# START OF Dataset
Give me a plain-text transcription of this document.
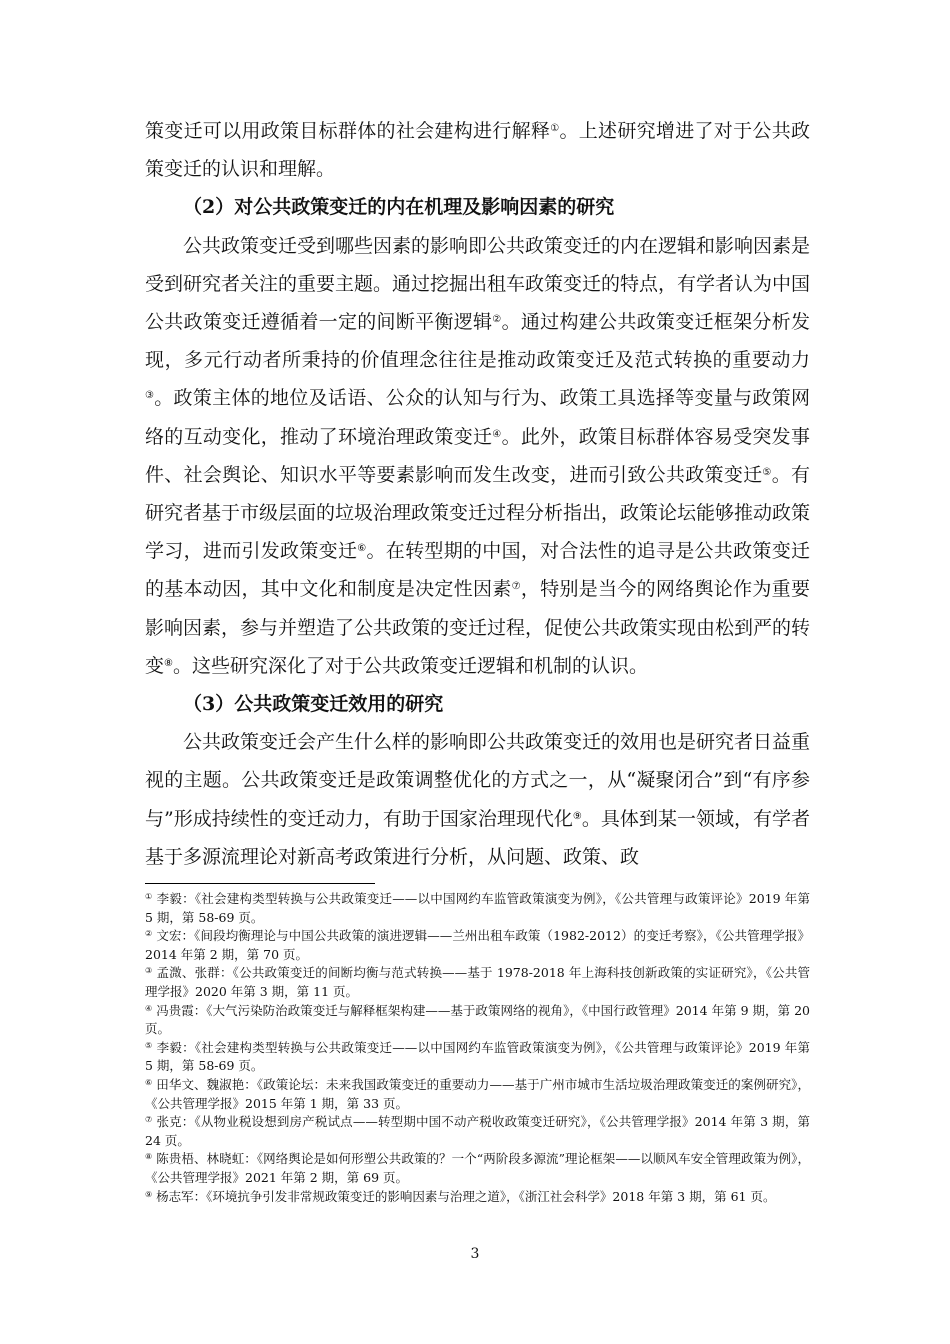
策变迁可以用政策目标群体的社会建构进行解释①。上述研究增进了对于公共政策变迁的认识和理解。

（2）对公共政策变迁的内在机理及影响因素的研究

公共政策变迁受到哪些因素的影响即公共政策变迁的内在逻辑和影响因素是受到研究者关注的重要主题。通过挖掘出租车政策变迁的特点，有学者认为中国公共政策变迁遵循着一定的间断平衡逻辑②。通过构建公共政策变迁框架分析发现，多元行动者所秉持的价值理念往往是推动政策变迁及范式转换的重要动力③。政策主体的地位及话语、公众的认知与行为、政策工具选择等变量与政策网络的互动变化，推动了环境治理政策变迁④。此外，政策目标群体容易受突发事件、社会舆论、知识水平等要素影响而发生改变，进而引致公共政策变迁⑤。有研究者基于市级层面的垃圾治理政策变迁过程分析指出，政策论坛能够推动政策学习，进而引发政策变迁⑥。在转型期的中国，对合法性的追寻是公共政策变迁的基本动因，其中文化和制度是决定性因素⑦，特别是当今的网络舆论作为重要影响因素，参与并塑造了公共政策的变迁过程，促使公共政策实现由松到严的转变⑧。这些研究深化了对于公共政策变迁逻辑和机制的认识。

（3）公共政策变迁效用的研究

公共政策变迁会产生什么样的影响即公共政策变迁的效用也是研究者日益重视的主题。公共政策变迁是政策调整优化的方式之一，从“凝聚闭合”到“有序参与”形成持续性的变迁动力，有助于国家治理现代化⑨。具体到某一领域，有学者基于多源流理论对新高考政策进行分析，从问题、政策、政

① 李毅：《社会建构类型转换与公共政策变迁——以中国网约车监管政策演变为例》，《公共管理与政策评论》2019 年第 5 期，第 58-69 页。

② 文宏：《间段均衡理论与中国公共政策的演进逻辑——兰州出租车政策（1982-2012）的变迁考察》，《公共管理学报》2014 年第 2 期，第 70 页。

③ 孟溦、张群：《公共政策变迁的间断均衡与范式转换——基于 1978-2018 年上海科技创新政策的实证研究》，《公共管理学报》2020 年第 3 期，第 11 页。

④ 冯贵霞：《大气污染防治政策变迁与解释框架构建——基于政策网络的视角》，《中国行政管理》2014 年第 9 期，第 20 页。

⑤ 李毅：《社会建构类型转换与公共政策变迁——以中国网约车监管政策演变为例》，《公共管理与政策评论》2019 年第 5 期，第 58-69 页。

⑥ 田华文、魏淑艳：《政策论坛：未来我国政策变迁的重要动力——基于广州市城市生活垃圾治理政策变迁的案例研究》，《公共管理学报》2015 年第 1 期，第 33 页。

⑦ 张克：《从物业税设想到房产税试点——转型期中国不动产税收政策变迁研究》，《公共管理学报》2014 年第 3 期，第 24 页。

⑧ 陈贵梧、林晓虹：《网络舆论是如何形塑公共政策的？一个“两阶段多源流”理论框架——以顺风车安全管理政策为例》，《公共管理学报》2021 年第 2 期，第 69 页。

⑨ 杨志军：《环境抗争引发非常规政策变迁的影响因素与治理之道》，《浙江社会科学》2018 年第 3 期，第 61 页。

3
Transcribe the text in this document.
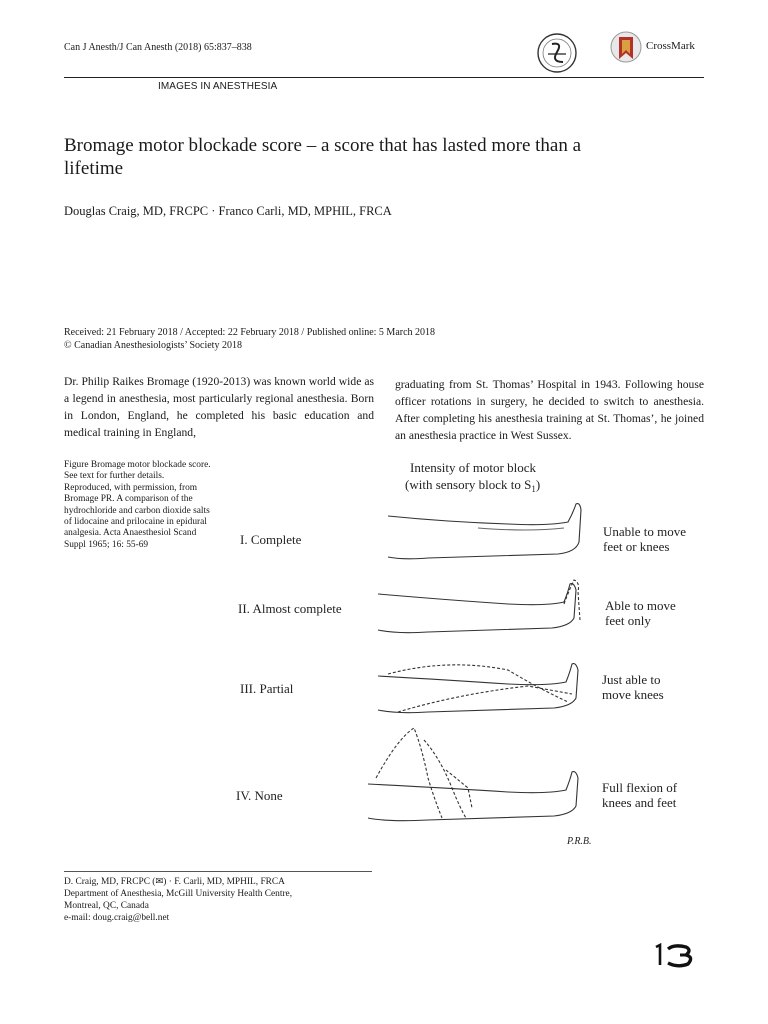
Can J Anesth/J Can Anesth (2018) 65:837–838	CrossMark
IMAGES IN ANESTHESIA
Bromage motor blockade score – a score that has lasted more than a lifetime
Douglas Craig, MD, FRCPC · Franco Carli, MD, MPHIL, FRCA
Received: 21 February 2018 / Accepted: 22 February 2018 / Published online: 5 March 2018
© Canadian Anesthesiologists’ Society 2018
Dr. Philip Raikes Bromage (1920-2013) was known world wide as a legend in anesthesia, most particularly regional anesthesia. Born in London, England, he completed his basic education and medical training in England,
graduating from St. Thomas’ Hospital in 1943. Following house officer rotations in surgery, he decided to switch to anesthesia. After completing his anesthesia training at St. Thomas’, he joined an anesthesia practice in West Sussex.
Figure Bromage motor blockade score. See text for further details. Reproduced, with permission, from Bromage PR. A comparison of the hydrochloride and carbon dioxide salts of lidocaine and prilocaine in epidural analgesia. Acta Anaesthesiol Scand Suppl 1965; 16: 55-69
Intensity of motor block
(with sensory block to $S_1$)
I. Complete
Unable to move
feet or knees
II. Almost complete	Able to move
feet only
III. Partial
Just able to
move knees
IV. None
Full flexion of
knees and feet
P.R.B.
D. Craig, MD, FRCPC (✉) · F. Carli, MD, MPHIL, FRCA
Department of Anesthesia, McGill University Health Centre,
Montreal, QC, Canada
e-mail: doug.craig@bell.net
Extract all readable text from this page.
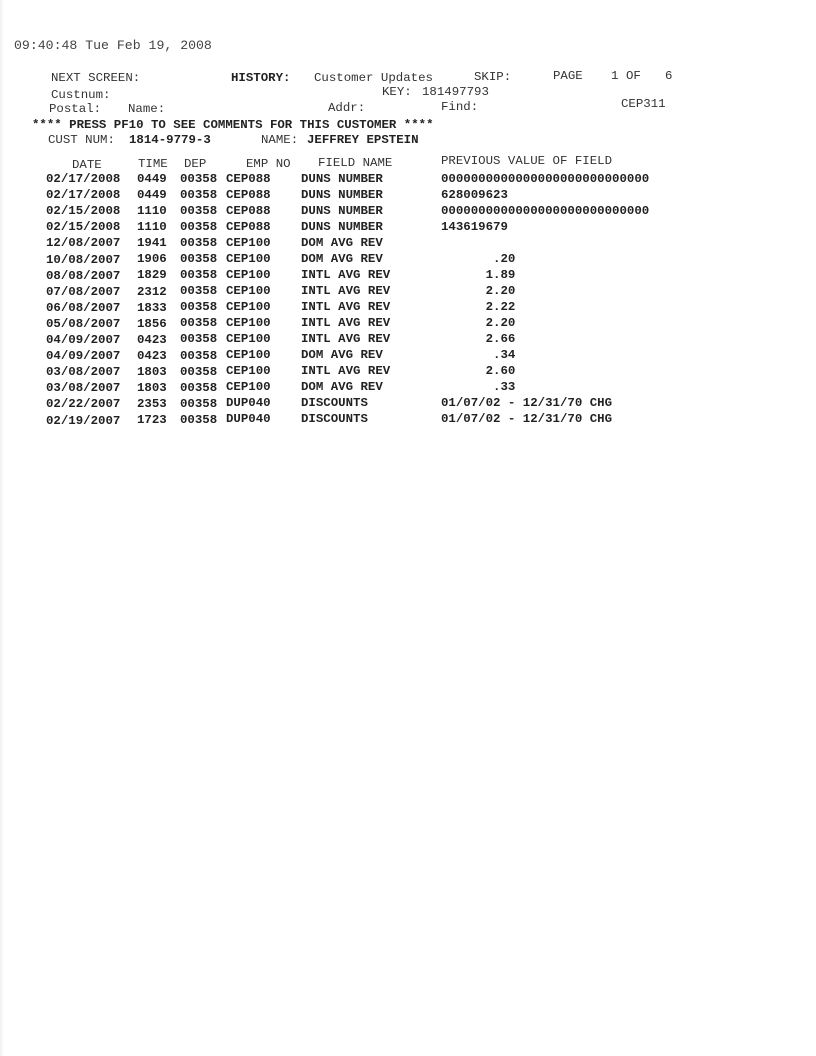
09:40:48 Tue Feb 19, 2008
NEXT SCREEN:	HISTORY: Customer Updates	SKIP:	PAGE 1 OF 6
Custnum:	KEY: 181497793
Postal: Name:	Addr:	Find:	CEP311
**** PRESS PF10 TO SEE COMMENTS FOR THIS CUSTOMER ****
CUST NUM: 1814-9779-3	NAME: JEFFREY EPSTEIN
DATE	TIME DEP	EMP NO FIELD NAME	PREVIOUS VALUE OF FIELD
02/17/2008 0449 00358 CEP088 DUNS NUMBER	0000000000000000000000000000
02/17/2008 0449 00358 CEP088 DUNS NUMBER	628009623
02/15/2008 1110 00358 CEP088 DUNS NUMBER	0000000000000000000000000000
02/15/2008 1110 00358 CEP088 DUNS NUMBER	143619679
12/08/2007 1941 00358 CEP100 DOM AVG REV
10/08/2007 1906 00358 CEP100 DOM AVG REV	.20
08/08/2007 1829 00358 CEP100 INTL AVG REV	1.89
07/08/2007 2312 00358 CEP100 INTL AVG REV	2.20
06/08/2007 1833 00358 CEP100 INTL AVG REV	2.22
05/08/2007 1856 00358 CEP100 INTL AVG REV	2.20
04/09/2007 0423 00358 CEP100 INTL AVG REV	2.66
04/09/2007 0423 00358 CEP100 DOM AVG REV	.34
03/08/2007 1803 00358 CEP100 INTL AVG REV	2.60
03/08/2007 1803 00358 CEP100 DOM AVG REV	.33
02/22/2007 2353 00358 DUP040 DISCOUNTS	01/07/02 - 12/31/70 CHG
02/19/2007 1723 00358 DUP040 DISCOUNTS	01/07/02 - 12/31/70 CHG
# END OF Dataset
Transcribe all of the entries word for word, but skip any pictures they contain.

• _Response to this task_
Give me a plain-text transcription of this document.
策变迁可以用政策目标群体的社会建构进行解释①。上述研究增进了对于公共政策变迁的认识和理解。

（2）对公共政策变迁的内在机理及影响因素的研究

公共政策变迁受到哪些因素的影响即公共政策变迁的内在逻辑和影响因素是受到研究者关注的重要主题。通过挖掘出租车政策变迁的特点，有学者认为中国公共政策变迁遵循着一定的间断平衡逻辑②。通过构建公共政策变迁框架分析发现，多元行动者所秉持的价值理念往往是推动政策变迁及范式转换的重要动力③。政策主体的地位及话语、公众的认知与行为、政策工具选择等变量与政策网络的互动变化，推动了环境治理政策变迁④。此外，政策目标群体容易受突发事件、社会舆论、知识水平等要素影响而发生改变，进而引致公共政策变迁⑤。有研究者基于市级层面的垃圾治理政策变迁过程分析指出，政策论坛能够推动政策学习，进而引发政策变迁⑥。在转型期的中国，对合法性的追寻是公共政策变迁的基本动因，其中文化和制度是决定性因素⑦，特别是当今的网络舆论作为重要影响因素，参与并塑造了公共政策的变迁过程，促使公共政策实现由松到严的转变⑧。这些研究深化了对于公共政策变迁逻辑和机制的认识。

（3）公共政策变迁效用的研究

公共政策变迁会产生什么样的影响即公共政策变迁的效用也是研究者日益重视的主题。公共政策变迁是政策调整优化的方式之一，从“凝聚闭合”到“有序参与”形成持续性的变迁动力，有助于国家治理现代化⑨。具体到某一领域，有学者基于多源流理论对新高考政策进行分析，从问题、政策、政

① 李毅：《社会建构类型转换与公共政策变迁——以中国网约车监管政策演变为例》，《公共管理与政策评论》2019 年第 5 期，第 58-69 页。

② 文宏：《间段均衡理论与中国公共政策的演进逻辑——兰州出租车政策（1982-2012）的变迁考察》，《公共管理学报》2014 年第 2 期，第 70 页。

③ 孟溦、张群：《公共政策变迁的间断均衡与范式转换——基于 1978-2018 年上海科技创新政策的实证研究》，《公共管理学报》2020 年第 3 期，第 11 页。

④ 冯贵霞：《大气污染防治政策变迁与解释框架构建——基于政策网络的视角》，《中国行政管理》2014 年第 9 期，第 20 页。

⑤ 李毅：《社会建构类型转换与公共政策变迁——以中国网约车监管政策演变为例》，《公共管理与政策评论》2019 年第 5 期，第 58-69 页。

⑥ 田华文、魏淑艳：《政策论坛：未来我国政策变迁的重要动力——基于广州市城市生活垃圾治理政策变迁的案例研究》，《公共管理学报》2015 年第 1 期，第 33 页。

⑦ 张克：《从物业税设想到房产税试点——转型期中国不动产税收政策变迁研究》，《公共管理学报》2014 年第 3 期，第 24 页。

⑧ 陈贵梧、林晓虹：《网络舆论是如何形塑公共政策的？一个“两阶段多源流”理论框架——以顺风车安全管理政策为例》，《公共管理学报》2021 年第 2 期，第 69 页。

⑨ 杨志军：《环境抗争引发非常规政策变迁的影响因素与治理之道》，《浙江社会科学》2018 年第 3 期，第 61 页。

3
Transcribe the text in this document.
Can J Anesth/J Can Anesth (2018) 65:837–838	CrossMark
IMAGES IN ANESTHESIA
Bromage motor blockade score – a score that has lasted more than a lifetime
Douglas Craig, MD, FRCPC · Franco Carli, MD, MPHIL, FRCA
Received: 21 February 2018 / Accepted: 22 February 2018 / Published online: 5 March 2018
© Canadian Anesthesiologists’ Society 2018
Dr. Philip Raikes Bromage (1920-2013) was known world wide as a legend in anesthesia, most particularly regional anesthesia. Born in London, England, he completed his basic education and medical training in England,
graduating from St. Thomas’ Hospital in 1943. Following house officer rotations in surgery, he decided to switch to anesthesia. After completing his anesthesia training at St. Thomas’, he joined an anesthesia practice in West Sussex.
Figure Bromage motor blockade score. See text for further details. Reproduced, with permission, from Bromage PR. A comparison of the hydrochloride and carbon dioxide salts of lidocaine and prilocaine in epidural analgesia. Acta Anaesthesiol Scand Suppl 1965; 16: 55-69
Intensity of motor block
(with sensory block to $S_1$)
I. Complete
Unable to move
feet or knees
II. Almost complete	Able to move
feet only
III. Partial
Just able to
move knees
IV. None
Full flexion of
knees and feet
P.R.B.
D. Craig, MD, FRCPC (✉) · F. Carli, MD, MPHIL, FRCA
Department of Anesthesia, McGill University Health Centre,
Montreal, QC, Canada
e-mail: doug.craig@bell.net
Extract all readable text from this page.
09:40:48 Tue Feb 19, 2008
NEXT SCREEN:	HISTORY: Customer Updates	SKIP:	PAGE 1 OF 6
Custnum:	KEY: 181497793
Postal: Name:	Addr:	Find:	CEP311
**** PRESS PF10 TO SEE COMMENTS FOR THIS CUSTOMER ****
CUST NUM: 1814-9779-3	NAME: JEFFREY EPSTEIN
DATE	TIME DEP	EMP NO FIELD NAME	PREVIOUS VALUE OF FIELD
02/17/2008 0449 00358 CEP088 DUNS NUMBER	0000000000000000000000000000
02/17/2008 0449 00358 CEP088 DUNS NUMBER	628009623
02/15/2008 1110 00358 CEP088 DUNS NUMBER	0000000000000000000000000000
02/15/2008 1110 00358 CEP088 DUNS NUMBER	143619679
12/08/2007 1941 00358 CEP100 DOM AVG REV
10/08/2007 1906 00358 CEP100 DOM AVG REV	.20
08/08/2007 1829 00358 CEP100 INTL AVG REV	1.89
07/08/2007 2312 00358 CEP100 INTL AVG REV	2.20
06/08/2007 1833 00358 CEP100 INTL AVG REV	2.22
05/08/2007 1856 00358 CEP100 INTL AVG REV	2.20
04/09/2007 0423 00358 CEP100 INTL AVG REV	2.66
04/09/2007 0423 00358 CEP100 DOM AVG REV	.34
03/08/2007 1803 00358 CEP100 INTL AVG REV	2.60
03/08/2007 1803 00358 CEP100 DOM AVG REV	.33
02/22/2007 2353 00358 DUP040 DISCOUNTS	01/07/02 - 12/31/70 CHG
02/19/2007 1723 00358 DUP040 DISCOUNTS	01/07/02 - 12/31/70 CHG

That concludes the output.